** START Task material **

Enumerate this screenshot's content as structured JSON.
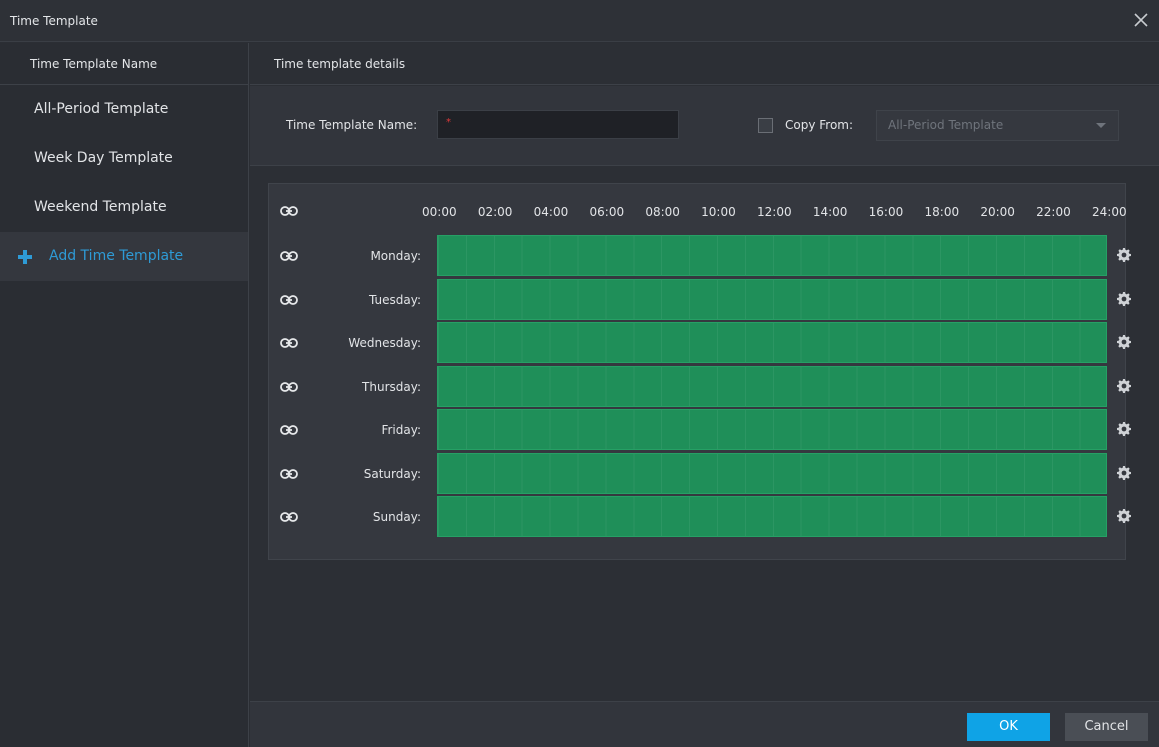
{
  "window": {
    "title": "Time Template"
  },
  "sidebar": {
    "header": "Time Template Name",
    "items": [
      {
        "label": "All-Period Template"
      },
      {
        "label": "Week Day Template"
      },
      {
        "label": "Weekend Template"
      }
    ],
    "add_label": "Add Time Template"
  },
  "details": {
    "header": "Time template details",
    "name_label": "Time Template Name:",
    "name_value": "",
    "required_mark": "*",
    "copy_from_label": "Copy From:",
    "copy_from_checked": false,
    "copy_from_selected": "All-Period Template"
  },
  "schedule": {
    "hours": [
      "00:00",
      "02:00",
      "04:00",
      "06:00",
      "08:00",
      "10:00",
      "12:00",
      "14:00",
      "16:00",
      "18:00",
      "20:00",
      "22:00",
      "24:00"
    ],
    "days": [
      {
        "label": "Monday:",
        "start": "00:00",
        "end": "24:00"
      },
      {
        "label": "Tuesday:",
        "start": "00:00",
        "end": "24:00"
      },
      {
        "label": "Wednesday:",
        "start": "00:00",
        "end": "24:00"
      },
      {
        "label": "Thursday:",
        "start": "00:00",
        "end": "24:00"
      },
      {
        "label": "Friday:",
        "start": "00:00",
        "end": "24:00"
      },
      {
        "label": "Saturday:",
        "start": "00:00",
        "end": "24:00"
      },
      {
        "label": "Sunday:",
        "start": "00:00",
        "end": "24:00"
      }
    ],
    "bar_color": "#1f8f59"
  },
  "footer": {
    "ok_label": "OK",
    "cancel_label": "Cancel"
  },
  "colors": {
    "accent": "#0fa3e6",
    "link": "#2e9bd6",
    "required": "#e03a3a"
  }
}
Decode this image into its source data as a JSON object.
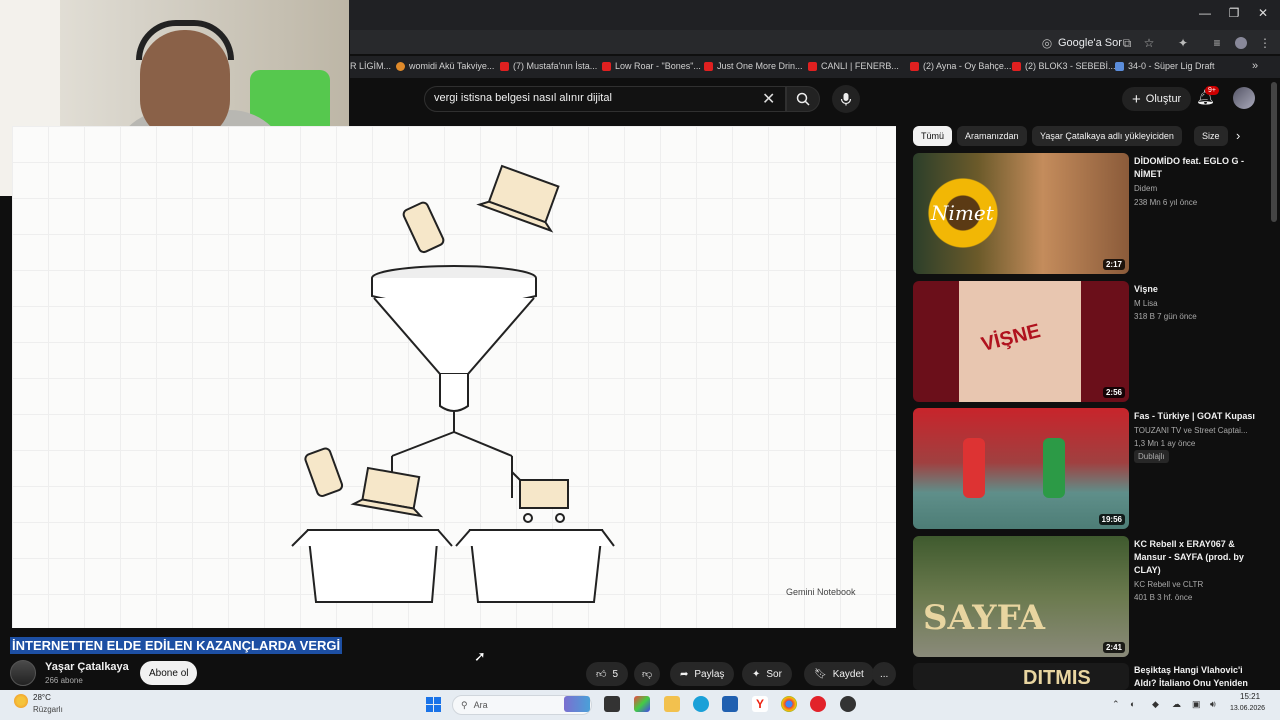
{
  "window": {
    "minimize": "—",
    "restore": "❐",
    "close": "✕"
  },
  "omnibar": {
    "google_lens_label": "Google'a Sor"
  },
  "bookmarks": [
    {
      "label": "R LİGİM...",
      "color": "none"
    },
    {
      "label": "womidi Akü Takviye...",
      "color": "orange"
    },
    {
      "label": "(7) Mustafa'nın İsta...",
      "color": "red"
    },
    {
      "label": "Low Roar - \"Bones\"...",
      "color": "red"
    },
    {
      "label": "Just One More Drin...",
      "color": "red"
    },
    {
      "label": "CANLI | FENERB...",
      "color": "red"
    },
    {
      "label": "(2) Ayna - Oy Bahçe...",
      "color": "red"
    },
    {
      "label": "(2) BLOK3 - SEBEBİ...",
      "color": "red"
    },
    {
      "label": "34-0 - Süper Lig Draft",
      "color": "blue"
    }
  ],
  "search": {
    "query": "vergi istisna belgesi nasıl alınır dijital"
  },
  "header": {
    "create_label": "Oluştur",
    "notif_badge": "9+"
  },
  "player": {
    "watermark": "Gemini Notebook"
  },
  "video": {
    "title": "İNTERNETTEN ELDE EDİLEN KAZANÇLARDA VERGİ",
    "channel": "Yaşar Çatalkaya",
    "subscribers": "266 abone",
    "subscribe_label": "Abone ol",
    "likes": "5",
    "share_label": "Paylaş",
    "ask_label": "Sor",
    "save_label": "Kaydet",
    "more_label": "..."
  },
  "chips": [
    "Tümü",
    "Aramanızdan",
    "Yaşar Çatalkaya adlı yükleyiciden",
    "Size"
  ],
  "recommendations": [
    {
      "title": "DİDOMİDO feat. EGLO G - NİMET",
      "channel": "Didem",
      "stats": "238 Mn   6 yıl önce",
      "duration": "2:17",
      "thumb_text": "Nimet"
    },
    {
      "title": "Vişne",
      "channel": "M Lisa",
      "stats": "318 B   7 gün önce",
      "duration": "2:56",
      "thumb_text": "VİŞNE"
    },
    {
      "title": "Fas - Türkiye | GOAT Kupası",
      "channel": "TOUZANI TV",
      "channel_extra": "ve Street Captai...",
      "stats": "1,3 Mn   1 ay önce",
      "badge": "Dublajlı",
      "duration": "19:56"
    },
    {
      "title": "KC Rebell x ERAY067 & Mansur - SAYFA (prod. by CLAY)",
      "channel": "KC Rebell",
      "channel_extra": "ve CLTR",
      "stats": "401 B   3 hf. önce",
      "duration": "2:41",
      "thumb_text": "SAYFA"
    },
    {
      "title": "Beşiktaş Hangi Vlahovic'i Aldı? İtaliano Onu Yeniden",
      "thumb_text": "DITMIS"
    }
  ],
  "taskbar": {
    "weather_temp": "28°C",
    "weather_text": "Rüzgarlı",
    "search_placeholder": "Ara",
    "time": "15:21",
    "date": "13.06.2026"
  },
  "colors": {
    "title_highlight": "#1d4fa3",
    "youtube_red": "#cc0000"
  }
}
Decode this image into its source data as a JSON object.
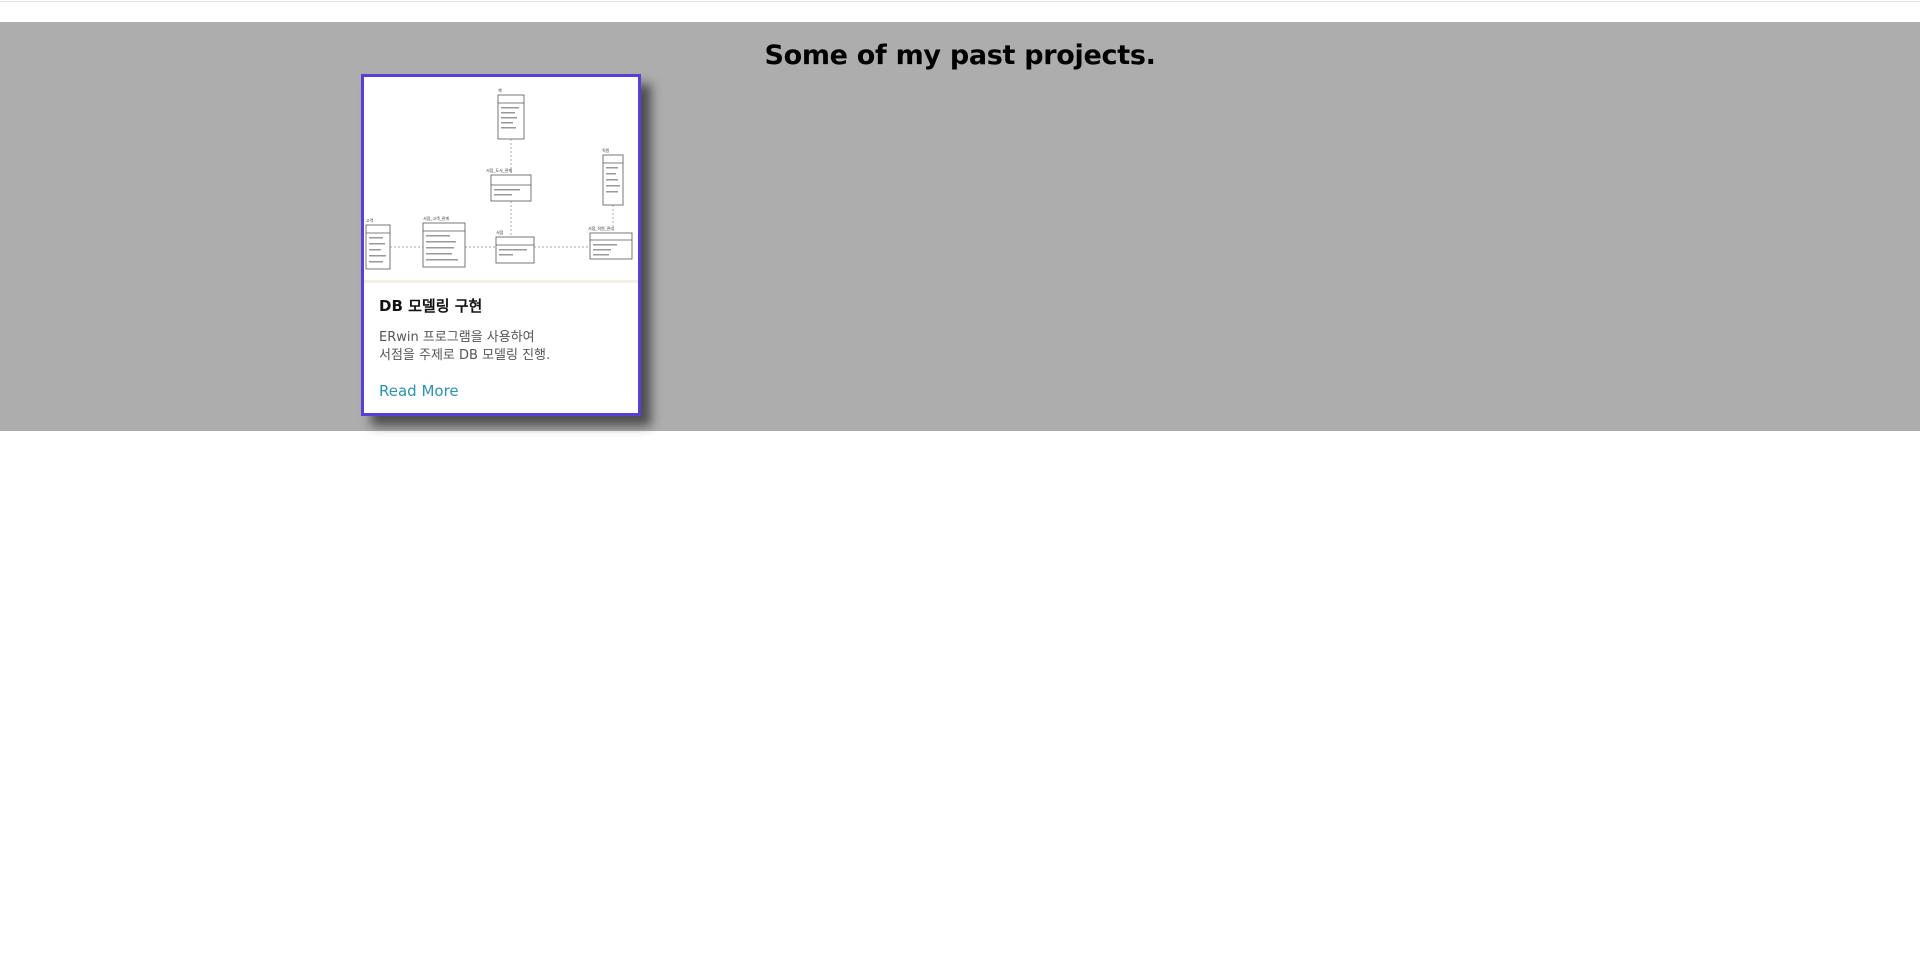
{
  "section": {
    "title": "Some of my past projects."
  },
  "projects": [
    {
      "title": "DB 모델링 구현",
      "description_lines": [
        "ERwin 프로그램을 사용하여",
        "서점을 주제로 DB 모델링 진행."
      ],
      "link_label": "Read More",
      "image_icon": "er-diagram-thumbnail"
    }
  ],
  "colors": {
    "section_background": "#adadad",
    "card_border": "#5a3fd6",
    "link": "#2a93b6"
  }
}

** END Task material **

» **Task goal**
Quote the full listing above word for word; exclude every picture from the copy.

» **The solution**
Enumerate this screenshot's content as structured JSON.
{
  "window": {
    "title": "Time Template"
  },
  "sidebar": {
    "header": "Time Template Name",
    "items": [
      {
        "label": "All-Period Template"
      },
      {
        "label": "Week Day Template"
      },
      {
        "label": "Weekend Template"
      }
    ],
    "add_label": "Add Time Template"
  },
  "details": {
    "header": "Time template details",
    "name_label": "Time Template Name:",
    "name_value": "",
    "required_mark": "*",
    "copy_from_label": "Copy From:",
    "copy_from_checked": false,
    "copy_from_selected": "All-Period Template"
  },
  "schedule": {
    "hours": [
      "00:00",
      "02:00",
      "04:00",
      "06:00",
      "08:00",
      "10:00",
      "12:00",
      "14:00",
      "16:00",
      "18:00",
      "20:00",
      "22:00",
      "24:00"
    ],
    "days": [
      {
        "label": "Monday:",
        "start": "00:00",
        "end": "24:00"
      },
      {
        "label": "Tuesday:",
        "start": "00:00",
        "end": "24:00"
      },
      {
        "label": "Wednesday:",
        "start": "00:00",
        "end": "24:00"
      },
      {
        "label": "Thursday:",
        "start": "00:00",
        "end": "24:00"
      },
      {
        "label": "Friday:",
        "start": "00:00",
        "end": "24:00"
      },
      {
        "label": "Saturday:",
        "start": "00:00",
        "end": "24:00"
      },
      {
        "label": "Sunday:",
        "start": "00:00",
        "end": "24:00"
      }
    ],
    "bar_color": "#1f8f59"
  },
  "footer": {
    "ok_label": "OK",
    "cancel_label": "Cancel"
  },
  "colors": {
    "accent": "#0fa3e6",
    "link": "#2e9bd6",
    "required": "#e03a3a"
  }
}
Decode this image into its source data as a JSON object.
{
  "window": {
    "minimize": "—",
    "restore": "❐",
    "close": "✕"
  },
  "omnibar": {
    "google_lens_label": "Google'a Sor"
  },
  "bookmarks": [
    {
      "label": "R LİGİM...",
      "color": "none"
    },
    {
      "label": "womidi Akü Takviye...",
      "color": "orange"
    },
    {
      "label": "(7) Mustafa'nın İsta...",
      "color": "red"
    },
    {
      "label": "Low Roar - \"Bones\"...",
      "color": "red"
    },
    {
      "label": "Just One More Drin...",
      "color": "red"
    },
    {
      "label": "CANLI | FENERB...",
      "color": "red"
    },
    {
      "label": "(2) Ayna - Oy Bahçe...",
      "color": "red"
    },
    {
      "label": "(2) BLOK3 - SEBEBİ...",
      "color": "red"
    },
    {
      "label": "34-0 - Süper Lig Draft",
      "color": "blue"
    }
  ],
  "search": {
    "query": "vergi istisna belgesi nasıl alınır dijital"
  },
  "header": {
    "create_label": "Oluştur",
    "notif_badge": "9+"
  },
  "player": {
    "watermark": "Gemini Notebook"
  },
  "video": {
    "title": "İNTERNETTEN ELDE EDİLEN KAZANÇLARDA VERGİ",
    "channel": "Yaşar Çatalkaya",
    "subscribers": "266 abone",
    "subscribe_label": "Abone ol",
    "likes": "5",
    "share_label": "Paylaş",
    "ask_label": "Sor",
    "save_label": "Kaydet",
    "more_label": "..."
  },
  "chips": [
    "Tümü",
    "Aramanızdan",
    "Yaşar Çatalkaya adlı yükleyiciden",
    "Size"
  ],
  "recommendations": [
    {
      "title": "DİDOMİDO feat. EGLO G - NİMET",
      "channel": "Didem",
      "stats": "238 Mn   6 yıl önce",
      "duration": "2:17",
      "thumb_text": "Nimet"
    },
    {
      "title": "Vişne",
      "channel": "M Lisa",
      "stats": "318 B   7 gün önce",
      "duration": "2:56",
      "thumb_text": "VİŞNE"
    },
    {
      "title": "Fas - Türkiye | GOAT Kupası",
      "channel": "TOUZANI TV",
      "channel_extra": "ve Street Captai...",
      "stats": "1,3 Mn   1 ay önce",
      "badge": "Dublajlı",
      "duration": "19:56"
    },
    {
      "title": "KC Rebell x ERAY067 & Mansur - SAYFA (prod. by CLAY)",
      "channel": "KC Rebell",
      "channel_extra": "ve CLTR",
      "stats": "401 B   3 hf. önce",
      "duration": "2:41",
      "thumb_text": "SAYFA"
    },
    {
      "title": "Beşiktaş Hangi Vlahovic'i Aldı? İtaliano Onu Yeniden",
      "thumb_text": "DITMIS"
    }
  ],
  "taskbar": {
    "weather_temp": "28°C",
    "weather_text": "Rüzgarlı",
    "search_placeholder": "Ara",
    "time": "15:21",
    "date": "13.06.2026"
  },
  "colors": {
    "title_highlight": "#1d4fa3",
    "youtube_red": "#cc0000"
  }
}
Decode this image into its source data as a JSON object.
{
  "section": {
    "title": "Some of my past projects."
  },
  "projects": [
    {
      "title": "DB 모델링 구현",
      "description_lines": [
        "ERwin 프로그램을 사용하여",
        "서점을 주제로 DB 모델링 진행."
      ],
      "link_label": "Read More",
      "image_icon": "er-diagram-thumbnail"
    }
  ],
  "colors": {
    "section_background": "#adadad",
    "card_border": "#5a3fd6",
    "link": "#2a93b6"
  }
}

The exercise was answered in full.